Records for this task:
※ ※ ※

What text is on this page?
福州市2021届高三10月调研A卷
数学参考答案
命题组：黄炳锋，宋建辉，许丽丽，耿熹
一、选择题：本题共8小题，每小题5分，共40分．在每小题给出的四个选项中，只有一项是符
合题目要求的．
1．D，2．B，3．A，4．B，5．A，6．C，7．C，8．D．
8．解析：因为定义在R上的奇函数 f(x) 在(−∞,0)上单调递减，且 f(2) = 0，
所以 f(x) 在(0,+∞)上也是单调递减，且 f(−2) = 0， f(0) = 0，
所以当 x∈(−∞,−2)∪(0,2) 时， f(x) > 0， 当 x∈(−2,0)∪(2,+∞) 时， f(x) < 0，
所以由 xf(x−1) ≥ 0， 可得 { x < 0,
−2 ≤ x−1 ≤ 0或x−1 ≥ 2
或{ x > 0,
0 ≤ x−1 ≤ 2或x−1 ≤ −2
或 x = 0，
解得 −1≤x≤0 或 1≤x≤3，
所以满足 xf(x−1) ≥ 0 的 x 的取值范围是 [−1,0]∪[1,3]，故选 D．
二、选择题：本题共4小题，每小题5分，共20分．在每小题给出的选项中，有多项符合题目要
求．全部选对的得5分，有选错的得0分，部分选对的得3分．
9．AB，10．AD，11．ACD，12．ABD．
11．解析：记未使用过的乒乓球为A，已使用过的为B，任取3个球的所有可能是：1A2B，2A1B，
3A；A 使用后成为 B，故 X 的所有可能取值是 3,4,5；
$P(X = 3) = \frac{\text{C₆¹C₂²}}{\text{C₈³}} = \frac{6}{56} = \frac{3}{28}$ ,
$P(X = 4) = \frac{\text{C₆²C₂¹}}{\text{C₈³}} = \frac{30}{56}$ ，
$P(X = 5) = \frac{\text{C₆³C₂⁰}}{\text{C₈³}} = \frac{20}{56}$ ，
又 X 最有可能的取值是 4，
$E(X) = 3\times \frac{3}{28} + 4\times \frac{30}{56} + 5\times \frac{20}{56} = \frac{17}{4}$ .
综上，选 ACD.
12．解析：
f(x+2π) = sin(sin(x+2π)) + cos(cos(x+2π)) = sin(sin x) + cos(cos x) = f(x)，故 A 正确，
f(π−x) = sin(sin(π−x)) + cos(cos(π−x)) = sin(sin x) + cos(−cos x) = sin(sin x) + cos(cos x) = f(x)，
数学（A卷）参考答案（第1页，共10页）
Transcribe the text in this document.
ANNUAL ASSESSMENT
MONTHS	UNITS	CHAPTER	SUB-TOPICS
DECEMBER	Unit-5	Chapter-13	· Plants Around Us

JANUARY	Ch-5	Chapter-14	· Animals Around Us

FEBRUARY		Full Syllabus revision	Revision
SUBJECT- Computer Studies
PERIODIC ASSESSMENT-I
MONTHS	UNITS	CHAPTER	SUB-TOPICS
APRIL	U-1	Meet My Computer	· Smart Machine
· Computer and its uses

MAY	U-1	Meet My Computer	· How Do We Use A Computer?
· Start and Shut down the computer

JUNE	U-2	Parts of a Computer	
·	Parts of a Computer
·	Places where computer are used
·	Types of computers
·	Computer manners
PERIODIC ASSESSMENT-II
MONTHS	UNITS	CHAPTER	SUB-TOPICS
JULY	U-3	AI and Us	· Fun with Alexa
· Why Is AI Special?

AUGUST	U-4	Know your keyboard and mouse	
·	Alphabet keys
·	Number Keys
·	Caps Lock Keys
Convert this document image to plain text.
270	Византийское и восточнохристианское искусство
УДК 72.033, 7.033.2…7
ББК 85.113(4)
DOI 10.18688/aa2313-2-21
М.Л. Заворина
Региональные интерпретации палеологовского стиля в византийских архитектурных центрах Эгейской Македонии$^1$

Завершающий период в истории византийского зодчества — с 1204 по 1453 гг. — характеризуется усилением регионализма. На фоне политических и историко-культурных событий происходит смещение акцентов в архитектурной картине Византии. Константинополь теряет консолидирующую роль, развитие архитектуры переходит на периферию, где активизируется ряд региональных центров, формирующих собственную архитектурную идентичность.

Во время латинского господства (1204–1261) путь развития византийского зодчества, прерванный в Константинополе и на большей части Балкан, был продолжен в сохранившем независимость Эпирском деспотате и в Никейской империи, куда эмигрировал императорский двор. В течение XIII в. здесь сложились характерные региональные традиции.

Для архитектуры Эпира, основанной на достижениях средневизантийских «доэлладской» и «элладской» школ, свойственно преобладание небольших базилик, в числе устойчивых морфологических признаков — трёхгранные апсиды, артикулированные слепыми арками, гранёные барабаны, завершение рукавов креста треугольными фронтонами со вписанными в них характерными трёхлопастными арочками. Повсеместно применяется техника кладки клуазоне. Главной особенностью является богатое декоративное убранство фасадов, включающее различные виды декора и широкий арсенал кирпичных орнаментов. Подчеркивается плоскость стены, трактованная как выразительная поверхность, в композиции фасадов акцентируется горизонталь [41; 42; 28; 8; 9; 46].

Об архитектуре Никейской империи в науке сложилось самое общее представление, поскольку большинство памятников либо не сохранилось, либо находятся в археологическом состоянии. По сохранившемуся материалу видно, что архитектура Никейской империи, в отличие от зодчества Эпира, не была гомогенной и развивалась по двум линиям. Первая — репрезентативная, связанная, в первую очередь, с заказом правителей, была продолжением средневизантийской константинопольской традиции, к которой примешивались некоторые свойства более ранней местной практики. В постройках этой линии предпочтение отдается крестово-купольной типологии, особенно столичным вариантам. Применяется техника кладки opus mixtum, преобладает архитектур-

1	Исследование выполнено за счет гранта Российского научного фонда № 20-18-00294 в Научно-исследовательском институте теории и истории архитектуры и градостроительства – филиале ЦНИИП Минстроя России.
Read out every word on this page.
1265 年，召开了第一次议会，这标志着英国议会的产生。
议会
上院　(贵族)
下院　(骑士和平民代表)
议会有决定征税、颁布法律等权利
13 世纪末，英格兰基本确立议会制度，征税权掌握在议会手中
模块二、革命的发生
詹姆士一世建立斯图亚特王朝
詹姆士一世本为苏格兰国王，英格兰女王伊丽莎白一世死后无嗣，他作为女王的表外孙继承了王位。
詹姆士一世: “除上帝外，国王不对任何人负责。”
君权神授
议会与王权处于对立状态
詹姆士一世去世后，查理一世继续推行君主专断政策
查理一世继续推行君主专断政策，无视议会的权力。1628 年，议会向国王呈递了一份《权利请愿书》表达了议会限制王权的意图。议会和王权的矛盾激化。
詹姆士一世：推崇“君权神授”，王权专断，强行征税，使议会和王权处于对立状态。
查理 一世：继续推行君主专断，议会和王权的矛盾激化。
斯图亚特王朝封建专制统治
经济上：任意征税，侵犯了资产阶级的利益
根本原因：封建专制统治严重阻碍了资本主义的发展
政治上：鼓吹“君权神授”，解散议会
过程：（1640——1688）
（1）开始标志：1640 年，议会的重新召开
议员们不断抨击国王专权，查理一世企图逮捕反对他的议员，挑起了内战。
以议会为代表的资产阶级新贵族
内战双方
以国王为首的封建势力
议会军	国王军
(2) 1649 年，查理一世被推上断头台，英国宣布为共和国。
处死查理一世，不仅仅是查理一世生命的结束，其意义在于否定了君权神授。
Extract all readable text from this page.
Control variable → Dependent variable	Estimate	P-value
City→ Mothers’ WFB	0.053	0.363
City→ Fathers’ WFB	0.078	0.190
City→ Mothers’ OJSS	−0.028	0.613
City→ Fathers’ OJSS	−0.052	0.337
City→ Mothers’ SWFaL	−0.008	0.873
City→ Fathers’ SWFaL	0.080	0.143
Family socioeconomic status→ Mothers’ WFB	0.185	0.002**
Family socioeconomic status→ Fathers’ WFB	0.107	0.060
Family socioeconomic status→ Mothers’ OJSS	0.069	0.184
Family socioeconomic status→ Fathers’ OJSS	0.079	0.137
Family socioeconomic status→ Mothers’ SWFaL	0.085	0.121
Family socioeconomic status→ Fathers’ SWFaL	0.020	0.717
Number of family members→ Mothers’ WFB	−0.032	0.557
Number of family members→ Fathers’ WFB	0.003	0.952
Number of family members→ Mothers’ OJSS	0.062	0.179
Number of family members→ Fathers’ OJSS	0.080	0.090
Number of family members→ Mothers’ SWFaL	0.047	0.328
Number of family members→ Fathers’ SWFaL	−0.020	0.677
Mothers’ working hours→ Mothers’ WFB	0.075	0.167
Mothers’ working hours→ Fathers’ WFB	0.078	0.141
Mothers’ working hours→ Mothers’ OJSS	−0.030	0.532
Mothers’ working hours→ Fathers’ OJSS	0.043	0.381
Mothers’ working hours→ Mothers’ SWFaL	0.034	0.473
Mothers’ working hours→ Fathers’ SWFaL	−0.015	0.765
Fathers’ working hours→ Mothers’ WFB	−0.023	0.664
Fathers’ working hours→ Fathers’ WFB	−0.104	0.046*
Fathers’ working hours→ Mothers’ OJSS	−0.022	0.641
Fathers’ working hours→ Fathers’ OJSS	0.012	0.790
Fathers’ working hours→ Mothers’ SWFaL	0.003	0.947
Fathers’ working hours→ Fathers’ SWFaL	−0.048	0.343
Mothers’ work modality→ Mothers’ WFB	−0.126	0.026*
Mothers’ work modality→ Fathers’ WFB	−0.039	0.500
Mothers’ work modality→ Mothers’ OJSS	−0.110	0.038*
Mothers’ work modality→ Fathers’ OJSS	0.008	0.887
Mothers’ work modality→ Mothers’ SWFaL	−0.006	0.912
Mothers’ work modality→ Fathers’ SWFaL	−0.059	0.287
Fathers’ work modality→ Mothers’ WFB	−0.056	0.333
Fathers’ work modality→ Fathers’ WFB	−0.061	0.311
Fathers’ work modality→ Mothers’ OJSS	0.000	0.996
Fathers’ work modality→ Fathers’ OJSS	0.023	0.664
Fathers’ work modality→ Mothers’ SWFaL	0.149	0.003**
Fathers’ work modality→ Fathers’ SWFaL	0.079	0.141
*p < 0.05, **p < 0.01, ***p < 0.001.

※ ※ ※

Your objective:
Find each line that has the word "modality", then copy it out.

Task response:
Mothers’ work modality→ Mothers’ WFB	−0.126	0.026*
Mothers’ work modality→ Fathers’ WFB	−0.039	0.500
Mothers’ work modality→ Mothers’ OJSS	−0.110	0.038*
Mothers’ work modality→ Fathers’ OJSS	0.008	0.887
Mothers’ work modality→ Mothers’ SWFaL	−0.006	0.912
Mothers’ work modality→ Fathers’ SWFaL	−0.059	0.287
Fathers’ work modality→ Mothers’ WFB	−0.056	0.333
Fathers’ work modality→ Fathers’ WFB	−0.061	0.311
Fathers’ work modality→ Mothers’ OJSS	0.000	0.996
Fathers’ work modality→ Fathers’ OJSS	0.023	0.664
Fathers’ work modality→ Mothers’ SWFaL	0.149	0.003**
Fathers’ work modality→ Fathers’ SWFaL	0.079	0.141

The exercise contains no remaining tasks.